→ Stated exercise
Output every line exactly as written. Leave out pictures.

— begin Supplied information —

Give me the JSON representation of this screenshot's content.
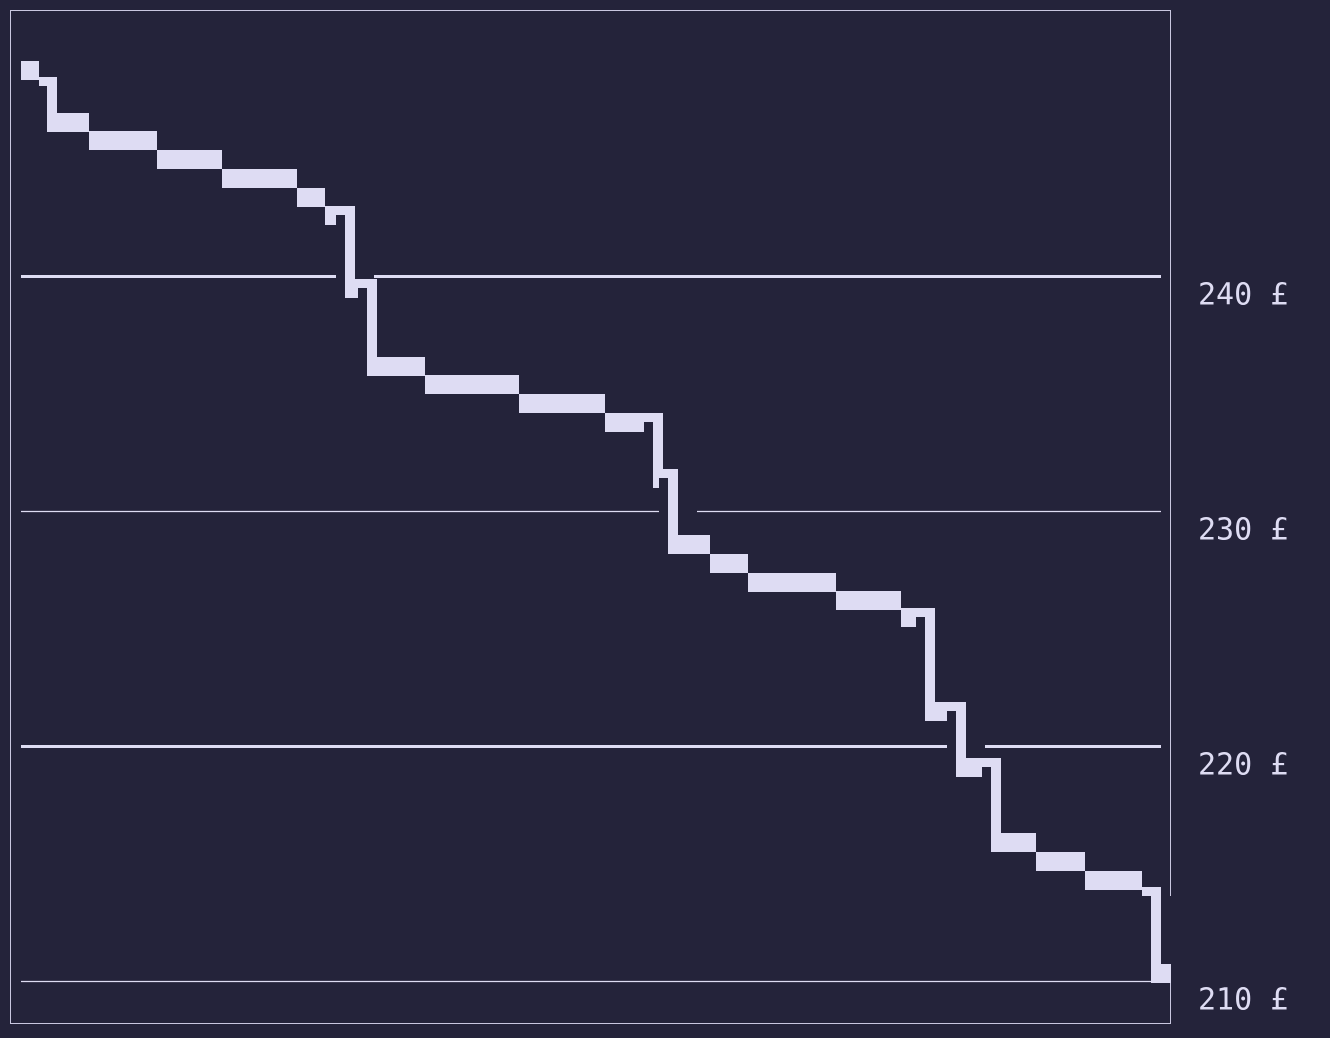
{
  "colors": {
    "background": "#24233a",
    "line": "#dedcf3",
    "frame": "#c9c7e0",
    "text": "#dedcf3"
  },
  "chart_data": {
    "type": "line",
    "style": "stepped pixel-block line",
    "title": "",
    "xlabel": "",
    "ylabel": "",
    "y_axis_position": "right",
    "ylim": [
      209,
      250.5
    ],
    "xlim": [
      0,
      1
    ],
    "y_ticks": [
      {
        "value": 240,
        "label": "240 £"
      },
      {
        "value": 230,
        "label": "230 £"
      },
      {
        "value": 220,
        "label": "220 £"
      },
      {
        "value": 210,
        "label": "210 £"
      }
    ],
    "grid": true,
    "legend": "none",
    "series": [
      {
        "x": [
          0.0,
          0.016,
          0.032,
          0.06,
          0.119,
          0.176,
          0.242,
          0.267,
          0.293,
          0.312,
          0.354,
          0.437,
          0.512,
          0.563,
          0.576,
          0.604,
          0.638,
          0.715,
          0.772,
          0.802,
          0.829,
          0.86,
          0.89,
          0.933,
          0.983,
          1.0
        ],
        "y": [
          248.8,
          248.1,
          246.6,
          245.8,
          245.0,
          244.2,
          243.4,
          242.6,
          239.5,
          236.2,
          235.4,
          234.6,
          233.8,
          231.4,
          228.6,
          227.8,
          227.0,
          226.2,
          225.5,
          221.5,
          219.1,
          215.9,
          215.1,
          214.3,
          213.6,
          210.3
        ]
      }
    ]
  }
}
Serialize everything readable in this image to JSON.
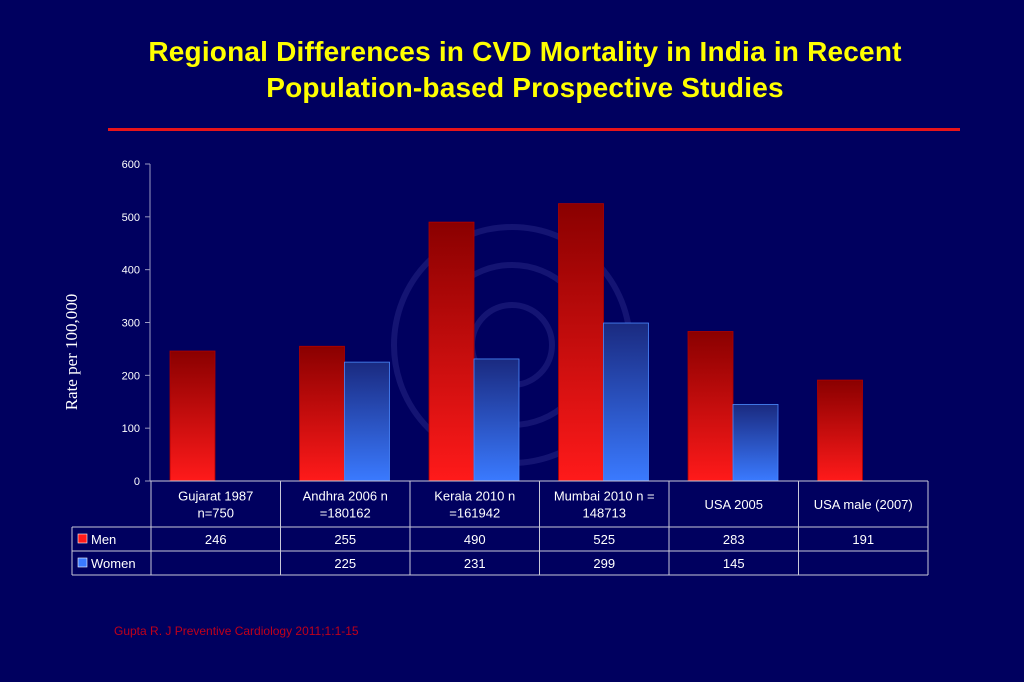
{
  "slide": {
    "title_line1": "Regional Differences in CVD Mortality in India in Recent",
    "title_line2": "Population-based Prospective Studies",
    "footnote": "Gupta R. J Preventive  Cardiology 2011;1:1-15"
  },
  "colors": {
    "background": "#00005f",
    "title": "#ffff00",
    "rule": "#e8141a",
    "men_top": "#8a0000",
    "men_bottom": "#ff1a1a",
    "women_top": "#1a2a80",
    "women_bottom": "#3a7aff"
  },
  "chart_data": {
    "type": "bar",
    "ylabel": "Rate per 100,000",
    "ylim": [
      0,
      600
    ],
    "yticks": [
      0,
      100,
      200,
      300,
      400,
      500,
      600
    ],
    "grid": false,
    "legend": "data-table",
    "categories": [
      [
        "Gujarat 1987",
        "n=750"
      ],
      [
        "Andhra 2006 n",
        "=180162"
      ],
      [
        "Kerala 2010 n",
        "=161942"
      ],
      [
        "Mumbai 2010 n =",
        "148713"
      ],
      [
        "USA 2005"
      ],
      [
        "USA male  (2007)"
      ]
    ],
    "series": [
      {
        "name": "Men",
        "values": [
          246,
          255,
          490,
          525,
          283,
          191
        ]
      },
      {
        "name": "Women",
        "values": [
          null,
          225,
          231,
          299,
          145,
          null
        ]
      }
    ]
  }
}
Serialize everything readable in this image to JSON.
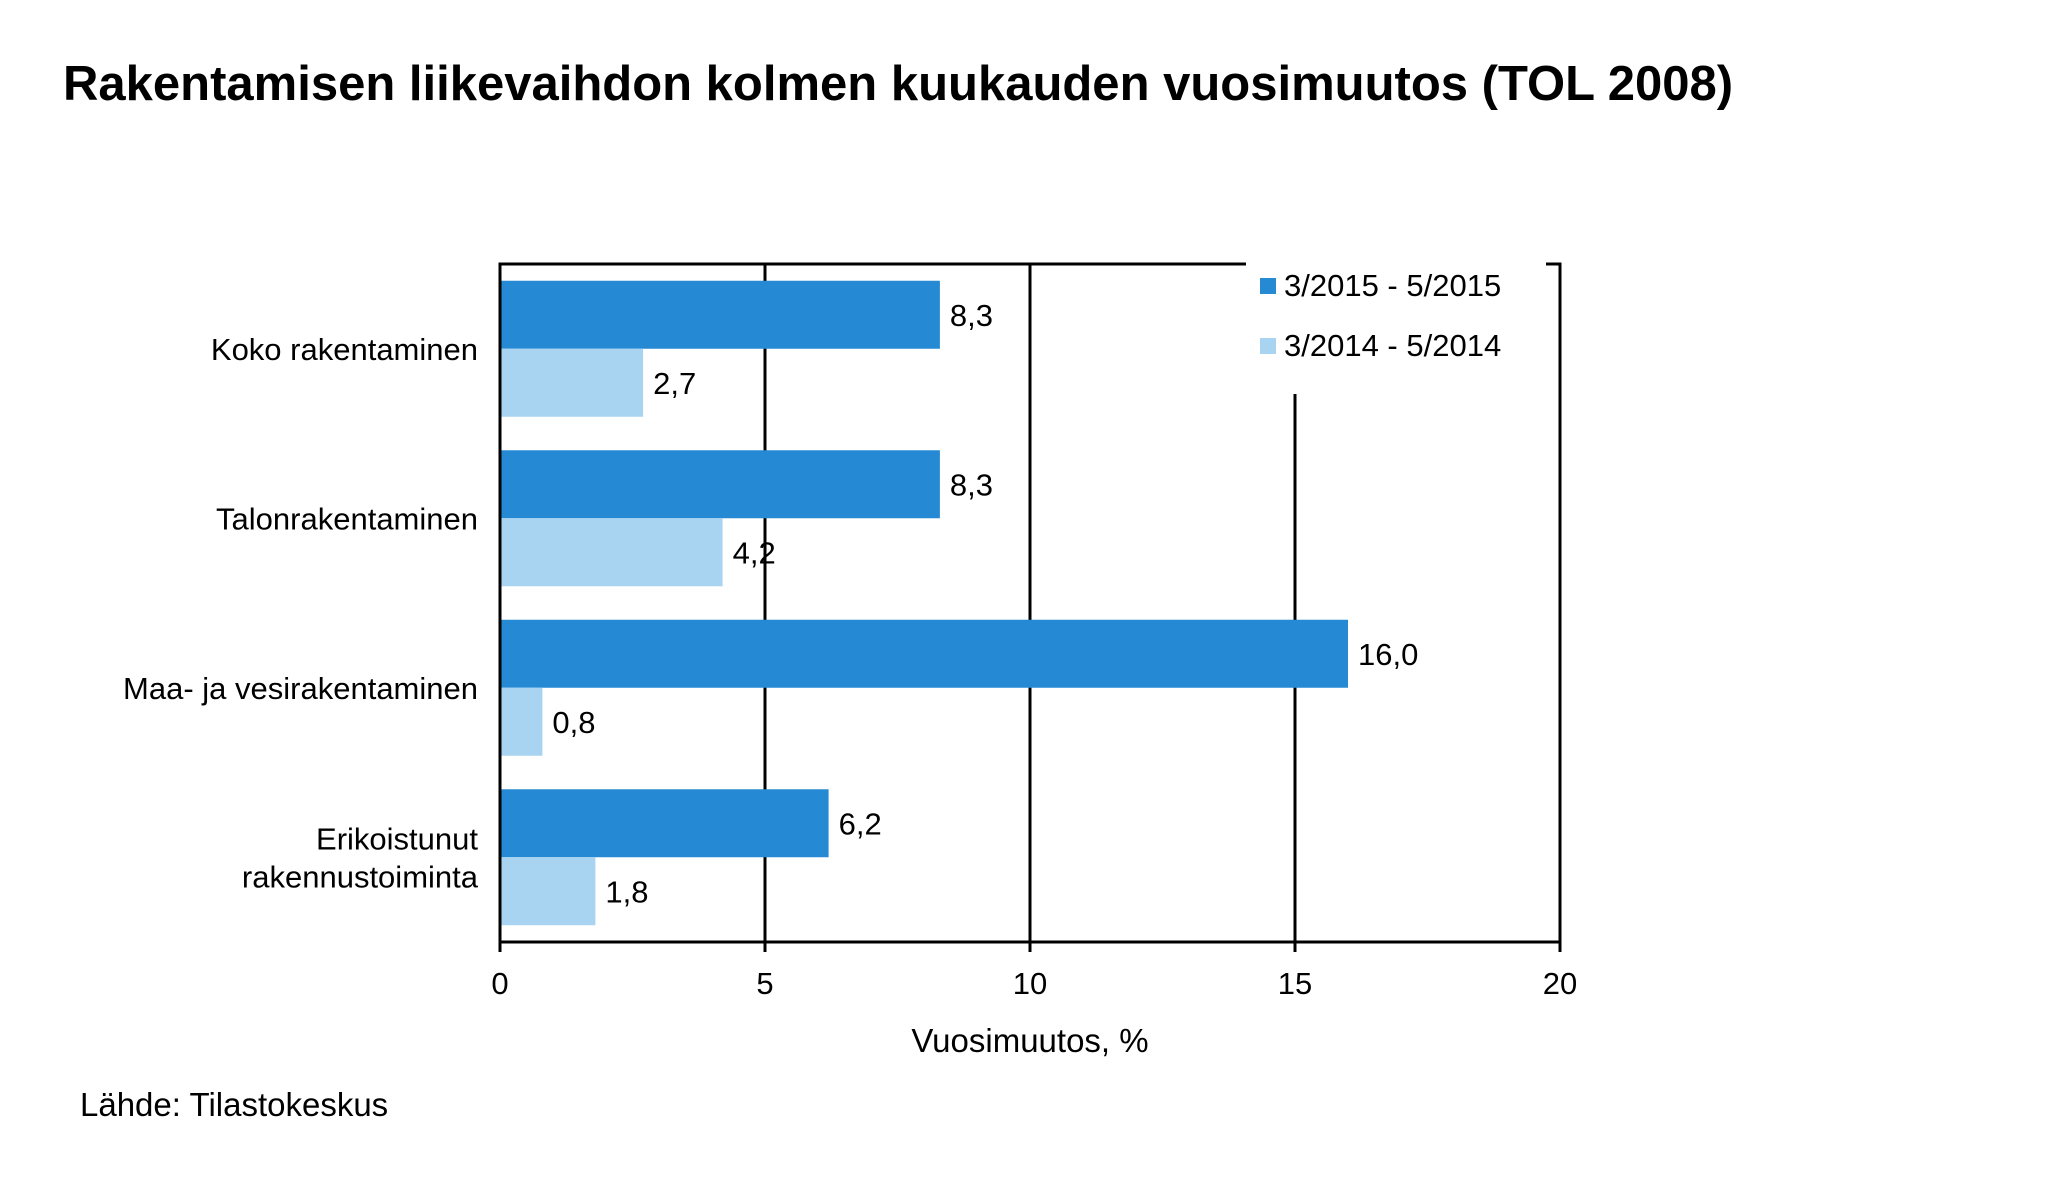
{
  "chart_data": {
    "type": "bar",
    "orientation": "horizontal",
    "title": "Rakentamisen liikevaihdon kolmen kuukauden vuosimuutos (TOL 2008)",
    "xlabel": "Vuosimuutos, %",
    "ylabel": "",
    "xlim": [
      0,
      20
    ],
    "xticks": [
      0,
      5,
      10,
      15,
      20
    ],
    "grid": "vertical",
    "legend_position": "top-right",
    "categories": [
      [
        "Koko rakentaminen"
      ],
      [
        "Talonrakentaminen"
      ],
      [
        "Maa- ja vesirakentaminen"
      ],
      [
        "Erikoistunut",
        "rakennustoiminta"
      ]
    ],
    "series": [
      {
        "name": "3/2015 - 5/2015",
        "color": "#258ad3",
        "values": [
          8.3,
          8.3,
          16.0,
          6.2
        ],
        "labels": [
          "8,3",
          "8,3",
          "16,0",
          "6,2"
        ]
      },
      {
        "name": "3/2014 - 5/2014",
        "color": "#a9d4f1",
        "values": [
          2.7,
          4.2,
          0.8,
          1.8
        ],
        "labels": [
          "2,7",
          "4,2",
          "0,8",
          "1,8"
        ]
      }
    ]
  },
  "source": "Lähde: Tilastokeskus"
}
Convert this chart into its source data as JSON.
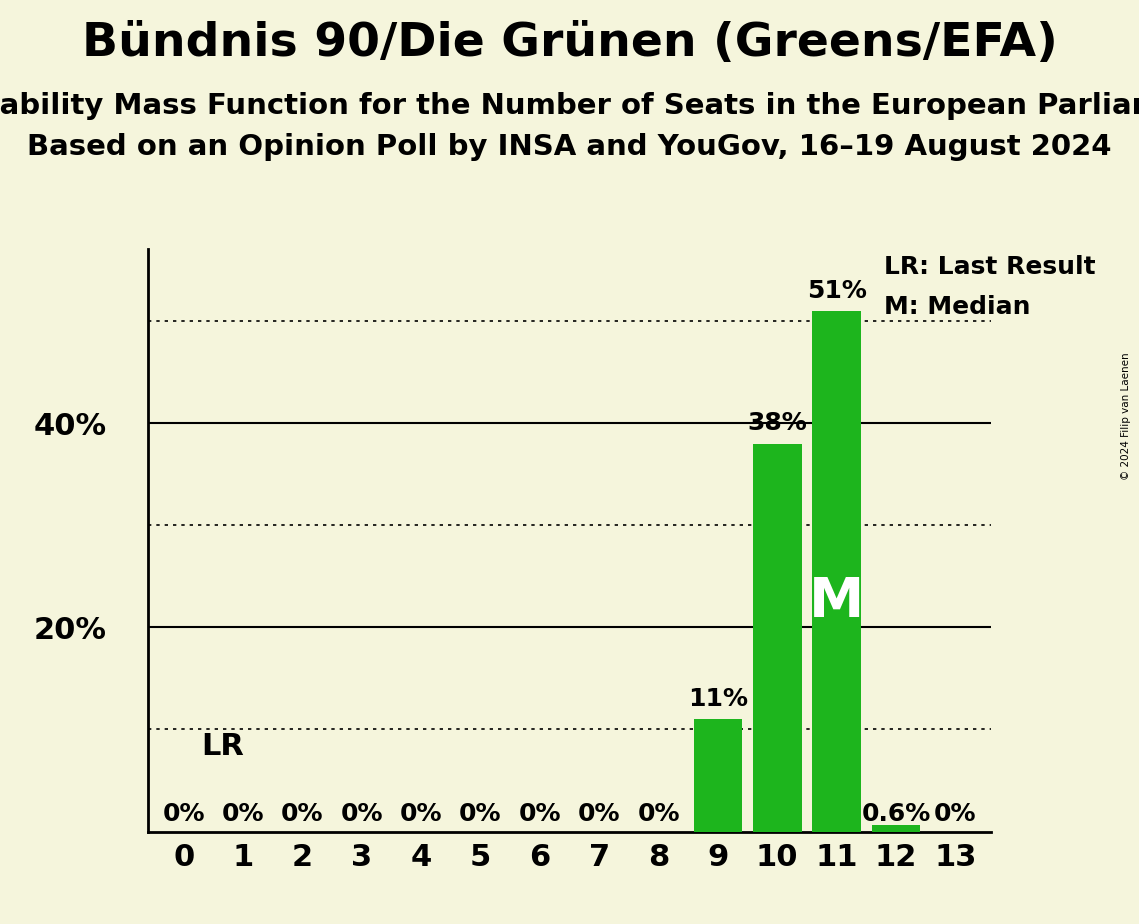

— end Supplied information —

→ Written answer
Give me the JSON representation of this screenshot's content.
{
  "colors": {
    "background": "#24233a",
    "line": "#dedcf3",
    "frame": "#c9c7e0",
    "text": "#dedcf3"
  },
  "chart_data": {
    "type": "line",
    "style": "stepped pixel-block line",
    "title": "",
    "xlabel": "",
    "ylabel": "",
    "y_axis_position": "right",
    "ylim": [
      209,
      250.5
    ],
    "xlim": [
      0,
      1
    ],
    "y_ticks": [
      {
        "value": 240,
        "label": "240 £"
      },
      {
        "value": 230,
        "label": "230 £"
      },
      {
        "value": 220,
        "label": "220 £"
      },
      {
        "value": 210,
        "label": "210 £"
      }
    ],
    "grid": true,
    "legend": "none",
    "series": [
      {
        "x": [
          0.0,
          0.016,
          0.032,
          0.06,
          0.119,
          0.176,
          0.242,
          0.267,
          0.293,
          0.312,
          0.354,
          0.437,
          0.512,
          0.563,
          0.576,
          0.604,
          0.638,
          0.715,
          0.772,
          0.802,
          0.829,
          0.86,
          0.89,
          0.933,
          0.983,
          1.0
        ],
        "y": [
          248.8,
          248.1,
          246.6,
          245.8,
          245.0,
          244.2,
          243.4,
          242.6,
          239.5,
          236.2,
          235.4,
          234.6,
          233.8,
          231.4,
          228.6,
          227.8,
          227.0,
          226.2,
          225.5,
          221.5,
          219.1,
          215.9,
          215.1,
          214.3,
          213.6,
          210.3
        ]
      }
    ]
  }
}
Serialize everything readable in this image to JSON.
{
  "slide": {
    "title_line1": "Regional Differences in CVD Mortality in India in Recent",
    "title_line2": "Population-based Prospective Studies",
    "footnote": "Gupta R. J Preventive  Cardiology 2011;1:1-15"
  },
  "colors": {
    "background": "#00005f",
    "title": "#ffff00",
    "rule": "#e8141a",
    "men_top": "#8a0000",
    "men_bottom": "#ff1a1a",
    "women_top": "#1a2a80",
    "women_bottom": "#3a7aff"
  },
  "chart_data": {
    "type": "bar",
    "ylabel": "Rate per 100,000",
    "ylim": [
      0,
      600
    ],
    "yticks": [
      0,
      100,
      200,
      300,
      400,
      500,
      600
    ],
    "grid": false,
    "legend": "data-table",
    "categories": [
      [
        "Gujarat 1987",
        "n=750"
      ],
      [
        "Andhra 2006 n",
        "=180162"
      ],
      [
        "Kerala 2010 n",
        "=161942"
      ],
      [
        "Mumbai 2010 n =",
        "148713"
      ],
      [
        "USA 2005"
      ],
      [
        "USA male  (2007)"
      ]
    ],
    "series": [
      {
        "name": "Men",
        "values": [
          246,
          255,
          490,
          525,
          283,
          191
        ]
      },
      {
        "name": "Women",
        "values": [
          null,
          225,
          231,
          299,
          145,
          null
        ]
      }
    ]
  }
}
Serialize everything readable in this image to JSON.
{
  "chart_data": {
    "type": "bar",
    "orientation": "horizontal",
    "title": "Rakentamisen liikevaihdon kolmen kuukauden vuosimuutos (TOL 2008)",
    "xlabel": "Vuosimuutos, %",
    "ylabel": "",
    "xlim": [
      0,
      20
    ],
    "xticks": [
      0,
      5,
      10,
      15,
      20
    ],
    "grid": "vertical",
    "legend_position": "top-right",
    "categories": [
      [
        "Koko rakentaminen"
      ],
      [
        "Talonrakentaminen"
      ],
      [
        "Maa- ja vesirakentaminen"
      ],
      [
        "Erikoistunut",
        "rakennustoiminta"
      ]
    ],
    "series": [
      {
        "name": "3/2015 - 5/2015",
        "color": "#258ad3",
        "values": [
          8.3,
          8.3,
          16.0,
          6.2
        ],
        "labels": [
          "8,3",
          "8,3",
          "16,0",
          "6,2"
        ]
      },
      {
        "name": "3/2014 - 5/2014",
        "color": "#a9d4f1",
        "values": [
          2.7,
          4.2,
          0.8,
          1.8
        ],
        "labels": [
          "2,7",
          "4,2",
          "0,8",
          "1,8"
        ]
      }
    ]
  },
  "source": "Lähde: Tilastokeskus"
}
Convert this chart into its source data as JSON.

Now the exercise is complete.